→ AIM
The records below must be duplicated exactly, character for character.

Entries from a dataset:
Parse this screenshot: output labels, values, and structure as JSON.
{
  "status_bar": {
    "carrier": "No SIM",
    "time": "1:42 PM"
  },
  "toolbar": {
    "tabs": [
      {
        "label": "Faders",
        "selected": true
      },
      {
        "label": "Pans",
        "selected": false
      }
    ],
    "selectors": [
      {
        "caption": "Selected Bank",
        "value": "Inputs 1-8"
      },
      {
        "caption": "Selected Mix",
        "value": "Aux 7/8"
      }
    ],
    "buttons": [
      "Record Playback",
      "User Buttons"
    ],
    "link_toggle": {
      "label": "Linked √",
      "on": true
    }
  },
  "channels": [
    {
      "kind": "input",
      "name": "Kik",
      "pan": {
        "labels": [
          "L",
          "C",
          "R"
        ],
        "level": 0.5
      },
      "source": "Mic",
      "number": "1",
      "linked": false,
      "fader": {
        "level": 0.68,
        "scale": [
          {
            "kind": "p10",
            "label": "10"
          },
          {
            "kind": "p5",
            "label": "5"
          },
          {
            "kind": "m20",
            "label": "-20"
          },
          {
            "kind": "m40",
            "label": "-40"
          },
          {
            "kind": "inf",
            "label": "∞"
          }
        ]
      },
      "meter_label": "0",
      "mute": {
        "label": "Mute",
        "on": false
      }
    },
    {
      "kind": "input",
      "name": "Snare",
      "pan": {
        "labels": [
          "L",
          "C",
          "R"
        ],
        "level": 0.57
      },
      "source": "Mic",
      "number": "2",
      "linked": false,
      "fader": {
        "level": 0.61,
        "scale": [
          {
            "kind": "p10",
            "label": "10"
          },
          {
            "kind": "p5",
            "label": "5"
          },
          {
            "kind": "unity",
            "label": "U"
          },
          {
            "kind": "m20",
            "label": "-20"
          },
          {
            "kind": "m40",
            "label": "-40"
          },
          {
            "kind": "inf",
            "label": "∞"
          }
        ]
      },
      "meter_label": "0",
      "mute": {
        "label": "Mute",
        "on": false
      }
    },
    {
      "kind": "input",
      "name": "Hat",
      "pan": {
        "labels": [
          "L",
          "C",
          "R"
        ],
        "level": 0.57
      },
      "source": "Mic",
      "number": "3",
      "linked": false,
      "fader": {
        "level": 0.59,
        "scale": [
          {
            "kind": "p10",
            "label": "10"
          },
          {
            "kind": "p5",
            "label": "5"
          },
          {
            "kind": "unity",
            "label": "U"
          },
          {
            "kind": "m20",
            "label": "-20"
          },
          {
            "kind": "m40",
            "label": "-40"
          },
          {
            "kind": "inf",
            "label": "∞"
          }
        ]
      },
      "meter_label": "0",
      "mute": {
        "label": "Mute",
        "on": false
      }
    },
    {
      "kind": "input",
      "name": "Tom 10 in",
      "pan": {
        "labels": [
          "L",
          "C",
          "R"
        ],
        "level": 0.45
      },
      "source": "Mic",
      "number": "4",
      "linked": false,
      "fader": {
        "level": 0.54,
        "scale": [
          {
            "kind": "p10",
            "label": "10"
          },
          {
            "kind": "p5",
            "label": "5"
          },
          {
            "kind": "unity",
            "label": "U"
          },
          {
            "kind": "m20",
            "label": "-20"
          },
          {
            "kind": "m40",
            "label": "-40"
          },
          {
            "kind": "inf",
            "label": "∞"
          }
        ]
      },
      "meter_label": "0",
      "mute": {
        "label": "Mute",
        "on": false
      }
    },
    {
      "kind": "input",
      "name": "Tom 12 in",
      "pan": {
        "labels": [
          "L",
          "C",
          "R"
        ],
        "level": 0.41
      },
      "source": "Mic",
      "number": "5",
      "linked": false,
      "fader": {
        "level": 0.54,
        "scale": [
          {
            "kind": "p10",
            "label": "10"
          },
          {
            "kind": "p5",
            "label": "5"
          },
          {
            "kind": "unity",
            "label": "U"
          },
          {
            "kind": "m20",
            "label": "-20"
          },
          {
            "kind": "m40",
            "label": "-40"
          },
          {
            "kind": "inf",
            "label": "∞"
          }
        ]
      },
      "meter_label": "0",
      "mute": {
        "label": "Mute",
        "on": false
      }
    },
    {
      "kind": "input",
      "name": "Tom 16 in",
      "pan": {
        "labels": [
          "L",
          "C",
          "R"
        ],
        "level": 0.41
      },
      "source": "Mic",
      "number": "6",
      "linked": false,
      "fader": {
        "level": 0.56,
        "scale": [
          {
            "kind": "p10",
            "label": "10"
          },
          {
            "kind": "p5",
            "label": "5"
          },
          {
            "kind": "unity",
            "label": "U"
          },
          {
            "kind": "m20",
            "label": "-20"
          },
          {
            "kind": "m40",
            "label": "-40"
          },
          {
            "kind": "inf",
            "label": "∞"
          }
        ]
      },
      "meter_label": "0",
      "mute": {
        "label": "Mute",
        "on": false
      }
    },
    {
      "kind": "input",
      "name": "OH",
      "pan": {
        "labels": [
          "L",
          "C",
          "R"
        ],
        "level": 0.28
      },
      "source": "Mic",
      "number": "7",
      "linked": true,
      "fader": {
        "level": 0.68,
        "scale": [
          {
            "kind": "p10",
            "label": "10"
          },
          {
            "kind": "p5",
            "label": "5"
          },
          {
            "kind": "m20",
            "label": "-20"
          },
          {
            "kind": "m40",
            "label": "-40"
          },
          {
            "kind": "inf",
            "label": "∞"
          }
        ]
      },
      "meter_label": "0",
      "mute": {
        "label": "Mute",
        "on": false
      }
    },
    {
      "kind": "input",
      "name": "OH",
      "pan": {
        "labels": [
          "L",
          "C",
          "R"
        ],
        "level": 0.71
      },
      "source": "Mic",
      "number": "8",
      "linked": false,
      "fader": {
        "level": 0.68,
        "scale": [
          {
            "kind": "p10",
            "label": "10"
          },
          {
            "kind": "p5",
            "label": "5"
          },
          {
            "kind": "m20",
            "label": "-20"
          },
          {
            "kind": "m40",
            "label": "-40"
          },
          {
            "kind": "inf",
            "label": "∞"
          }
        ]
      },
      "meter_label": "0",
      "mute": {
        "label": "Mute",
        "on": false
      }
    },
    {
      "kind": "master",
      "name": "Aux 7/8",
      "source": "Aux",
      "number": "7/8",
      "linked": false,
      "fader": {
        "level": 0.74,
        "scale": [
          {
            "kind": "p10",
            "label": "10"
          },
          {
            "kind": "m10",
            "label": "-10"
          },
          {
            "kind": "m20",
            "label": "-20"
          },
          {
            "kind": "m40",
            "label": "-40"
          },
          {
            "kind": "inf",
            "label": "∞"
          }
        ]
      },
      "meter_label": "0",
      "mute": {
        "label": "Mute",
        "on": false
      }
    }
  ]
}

→ TASK RESPONSE
Parse this screenshot: output labels, values, and structure as JSON.
{
  "status_bar": {
    "carrier": "No SIM",
    "time": "1:42 PM"
  },
  "toolbar": {
    "tabs": [
      {
        "label": "Faders",
        "selected": true
      },
      {
        "label": "Pans",
        "selected": false
      }
    ],
    "selectors": [
      {
        "caption": "Selected Bank",
        "value": "Inputs 1-8"
      },
      {
        "caption": "Selected Mix",
        "value": "Aux 7/8"
      }
    ],
    "buttons": [
      "Record Playback",
      "User Buttons"
    ],
    "link_toggle": {
      "label": "Linked √",
      "on": true
    }
  },
  "channels": [
    {
      "kind": "input",
      "name": "Kik",
      "pan": {
        "labels": [
          "L",
          "C",
          "R"
        ],
        "level": 0.5
      },
      "source": "Mic",
      "number": "1",
      "linked": false,
      "fader": {
        "level": 0.68,
        "scale": [
          {
            "kind": "p10",
            "label": "10"
          },
          {
            "kind": "p5",
            "label": "5"
          },
          {
            "kind": "m20",
            "label": "-20"
          },
          {
            "kind": "m40",
            "label": "-40"
          },
          {
            "kind": "inf",
            "label": "∞"
          }
        ]
      },
      "meter_label": "0",
      "mute": {
        "label": "Mute",
        "on": false
      }
    },
    {
      "kind": "input",
      "name": "Snare",
      "pan": {
        "labels": [
          "L",
          "C",
          "R"
        ],
        "level": 0.57
      },
      "source": "Mic",
      "number": "2",
      "linked": false,
      "fader": {
        "level": 0.61,
        "scale": [
          {
            "kind": "p10",
            "label": "10"
          },
          {
            "kind": "p5",
            "label": "5"
          },
          {
            "kind": "unity",
            "label": "U"
          },
          {
            "kind": "m20",
            "label": "-20"
          },
          {
            "kind": "m40",
            "label": "-40"
          },
          {
            "kind": "inf",
            "label": "∞"
          }
        ]
      },
      "meter_label": "0",
      "mute": {
        "label": "Mute",
        "on": false
      }
    },
    {
      "kind": "input",
      "name": "Hat",
      "pan": {
        "labels": [
          "L",
          "C",
          "R"
        ],
        "level": 0.57
      },
      "source": "Mic",
      "number": "3",
      "linked": false,
      "fader": {
        "level": 0.59,
        "scale": [
          {
            "kind": "p10",
            "label": "10"
          },
          {
            "kind": "p5",
            "label": "5"
          },
          {
            "kind": "unity",
            "label": "U"
          },
          {
            "kind": "m20",
            "label": "-20"
          },
          {
            "kind": "m40",
            "label": "-40"
          },
          {
            "kind": "inf",
            "label": "∞"
          }
        ]
      },
      "meter_label": "0",
      "mute": {
        "label": "Mute",
        "on": false
      }
    },
    {
      "kind": "input",
      "name": "Tom 10 in",
      "pan": {
        "labels": [
          "L",
          "C",
          "R"
        ],
        "level": 0.45
      },
      "source": "Mic",
      "number": "4",
      "linked": false,
      "fader": {
        "level": 0.54,
        "scale": [
          {
            "kind": "p10",
            "label": "10"
          },
          {
            "kind": "p5",
            "label": "5"
          },
          {
            "kind": "unity",
            "label": "U"
          },
          {
            "kind": "m20",
            "label": "-20"
          },
          {
            "kind": "m40",
            "label": "-40"
          },
          {
            "kind": "inf",
            "label": "∞"
          }
        ]
      },
      "meter_label": "0",
      "mute": {
        "label": "Mute",
        "on": false
      }
    },
    {
      "kind": "input",
      "name": "Tom 12 in",
      "pan": {
        "labels": [
          "L",
          "C",
          "R"
        ],
        "level": 0.41
      },
      "source": "Mic",
      "number": "5",
      "linked": false,
      "fader": {
        "level": 0.54,
        "scale": [
          {
            "kind": "p10",
            "label": "10"
          },
          {
            "kind": "p5",
            "label": "5"
          },
          {
            "kind": "unity",
            "label": "U"
          },
          {
            "kind": "m20",
            "label": "-20"
          },
          {
            "kind": "m40",
            "label": "-40"
          },
          {
            "kind": "inf",
            "label": "∞"
          }
        ]
      },
      "meter_label": "0",
      "mute": {
        "label": "Mute",
        "on": false
      }
    },
    {
      "kind": "input",
      "name": "Tom 16 in",
      "pan": {
        "labels": [
          "L",
          "C",
          "R"
        ],
        "level": 0.41
      },
      "source": "Mic",
      "number": "6",
      "linked": false,
      "fader": {
        "level": 0.56,
        "scale": [
          {
            "kind": "p10",
            "label": "10"
          },
          {
            "kind": "p5",
            "label": "5"
          },
          {
            "kind": "unity",
            "label": "U"
          },
          {
            "kind": "m20",
            "label": "-20"
          },
          {
            "kind": "m40",
            "label": "-40"
          },
          {
            "kind": "inf",
            "label": "∞"
          }
        ]
      },
      "meter_label": "0",
      "mute": {
        "label": "Mute",
        "on": false
      }
    },
    {
      "kind": "input",
      "name": "OH",
      "pan": {
        "labels": [
          "L",
          "C",
          "R"
        ],
        "level": 0.28
      },
      "source": "Mic",
      "number": "7",
      "linked": true,
      "fader": {
        "level": 0.68,
        "scale": [
          {
            "kind": "p10",
            "label": "10"
          },
          {
            "kind": "p5",
            "label": "5"
          },
          {
            "kind": "m20",
            "label": "-20"
          },
          {
            "kind": "m40",
            "label": "-40"
          },
          {
            "kind": "inf",
            "label": "∞"
          }
        ]
      },
      "meter_label": "0",
      "mute": {
        "label": "Mute",
        "on": false
      }
    },
    {
      "kind": "input",
      "name": "OH",
      "pan": {
        "labels": [
          "L",
          "C",
          "R"
        ],
        "level": 0.71
      },
      "source": "Mic",
      "number": "8",
      "linked": false,
      "fader": {
        "level": 0.68,
        "scale": [
          {
            "kind": "p10",
            "label": "10"
          },
          {
            "kind": "p5",
            "label": "5"
          },
          {
            "kind": "m20",
            "label": "-20"
          },
          {
            "kind": "m40",
            "label": "-40"
          },
          {
            "kind": "inf",
            "label": "∞"
          }
        ]
      },
      "meter_label": "0",
      "mute": {
        "label": "Mute",
        "on": false
      }
    },
    {
      "kind": "master",
      "name": "Aux 7/8",
      "source": "Aux",
      "number": "7/8",
      "linked": false,
      "fader": {
        "level": 0.74,
        "scale": [
          {
            "kind": "p10",
            "label": "10"
          },
          {
            "kind": "m10",
            "label": "-10"
          },
          {
            "kind": "m20",
            "label": "-20"
          },
          {
            "kind": "m40",
            "label": "-40"
          },
          {
            "kind": "inf",
            "label": "∞"
          }
        ]
      },
      "meter_label": "0",
      "mute": {
        "label": "Mute",
        "on": false
      }
    }
  ]
}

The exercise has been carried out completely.